__YOUR GOAL__
Your copy of the material below should match it exactly, except that it holds no pictures.

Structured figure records

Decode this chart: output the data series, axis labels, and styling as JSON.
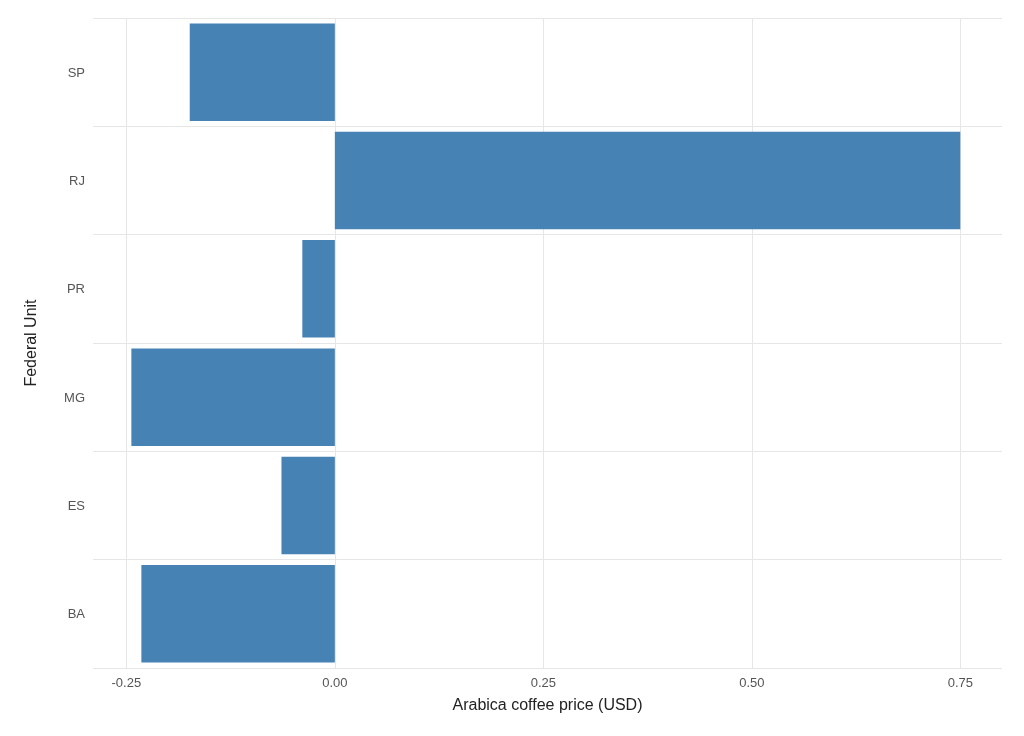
{
  "chart_data": {
    "type": "bar",
    "orientation": "horizontal",
    "xlabel": "Arabica coffee price (USD)",
    "ylabel": "Federal Unit",
    "categories": [
      "SP",
      "RJ",
      "PR",
      "MG",
      "ES",
      "BA"
    ],
    "values": [
      -0.174,
      0.75,
      -0.039,
      -0.244,
      -0.064,
      -0.232
    ],
    "color": "#4682b4",
    "xlim": [
      -0.29,
      0.8
    ],
    "xticks": [
      {
        "value": -0.25,
        "label": "-0.25"
      },
      {
        "value": 0,
        "label": "0.00"
      },
      {
        "value": 0.25,
        "label": "0.25"
      },
      {
        "value": 0.5,
        "label": "0.50"
      },
      {
        "value": 0.75,
        "label": "0.75"
      }
    ],
    "grid": true
  }
}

__TASK OUTPUT__
Decode this chart: output the data series, axis labels, and styling as JSON.
{
  "chart_data": {
    "type": "bar",
    "orientation": "horizontal",
    "xlabel": "Arabica coffee price (USD)",
    "ylabel": "Federal Unit",
    "categories": [
      "SP",
      "RJ",
      "PR",
      "MG",
      "ES",
      "BA"
    ],
    "values": [
      -0.174,
      0.75,
      -0.039,
      -0.244,
      -0.064,
      -0.232
    ],
    "color": "#4682b4",
    "xlim": [
      -0.29,
      0.8
    ],
    "xticks": [
      {
        "value": -0.25,
        "label": "-0.25"
      },
      {
        "value": 0,
        "label": "0.00"
      },
      {
        "value": 0.25,
        "label": "0.25"
      },
      {
        "value": 0.5,
        "label": "0.50"
      },
      {
        "value": 0.75,
        "label": "0.75"
      }
    ],
    "grid": true
  }
}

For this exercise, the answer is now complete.